◆ **Information supplied**

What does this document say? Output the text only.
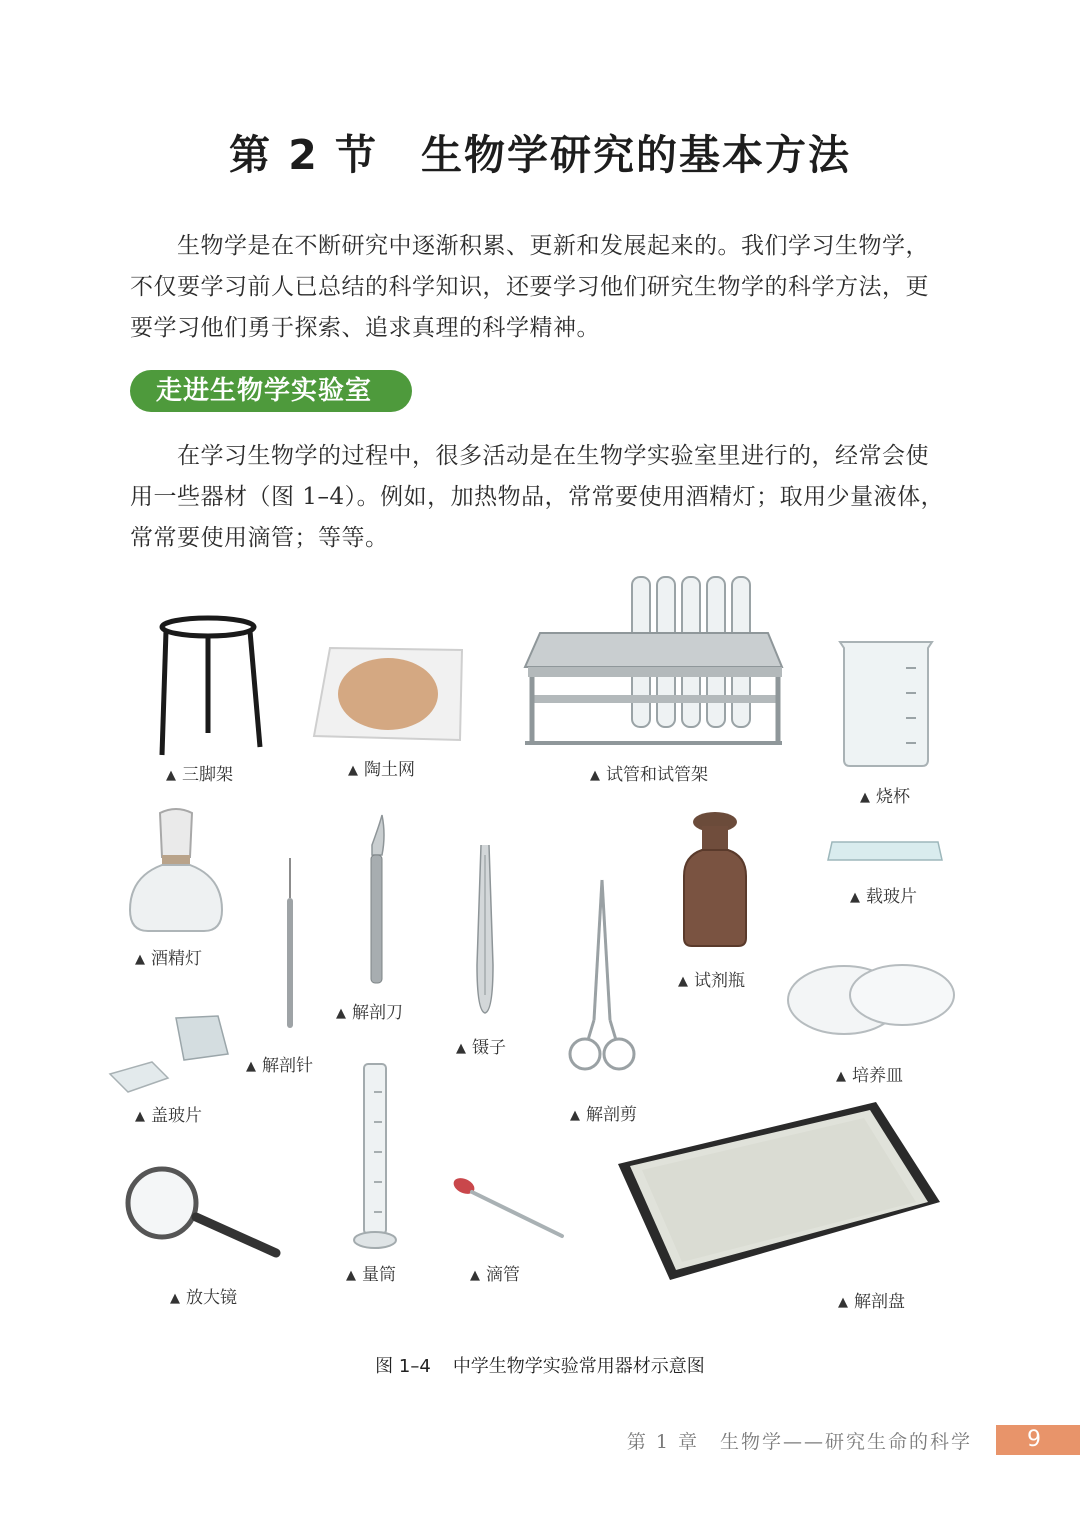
第 2 节　生物学研究的基本方法

　　生物学是在不断研究中逐渐积累、更新和发展起来的。我们学习生物学，
不仅要学习前人已总结的科学知识，还要学习他们研究生物学的科学方法，更
要学习他们勇于探索、追求真理的科学精神。

走进生物学实验室

　　在学习生物学的过程中，很多活动是在生物学实验室里进行的，经常会使
用一些器材（图 1–4）。例如，加热物品，常常要使用酒精灯；取用少量液体，
常常要使用滴管；等等。

▲ 三脚架	▲ 陶土网	▲ 试管和试管架
▲ 烧杯
▲ 酒精灯
▲ 解剖针
▲ 解剖刀
▲ 镊子
▲ 解剖剪
▲ 试剂瓶
▲ 载玻片
▲ 培养皿
▲ 盖玻片
▲ 放大镜
▲ 量筒	▲ 滴管
▲ 解剖盘
图 1–4 中学生物学实验常用器材示意图
第 1 章　生物学——研究生命的科学	9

◆ **Exercise details**
Without the pictures, copy the material exactly as given.

◆ **Problem solution**
What does this document say? Output the text only.
第 2 节　生物学研究的基本方法

　　生物学是在不断研究中逐渐积累、更新和发展起来的。我们学习生物学，
不仅要学习前人已总结的科学知识，还要学习他们研究生物学的科学方法，更
要学习他们勇于探索、追求真理的科学精神。

走进生物学实验室

　　在学习生物学的过程中，很多活动是在生物学实验室里进行的，经常会使
用一些器材（图 1–4）。例如，加热物品，常常要使用酒精灯；取用少量液体，
常常要使用滴管；等等。

▲ 三脚架	▲ 陶土网	▲ 试管和试管架
▲ 烧杯
▲ 酒精灯
▲ 解剖针
▲ 解剖刀
▲ 镊子
▲ 解剖剪
▲ 试剂瓶
▲ 载玻片
▲ 培养皿
▲ 盖玻片
▲ 放大镜
▲ 量筒	▲ 滴管
▲ 解剖盘
图 1–4 中学生物学实验常用器材示意图
第 1 章　生物学——研究生命的科学	9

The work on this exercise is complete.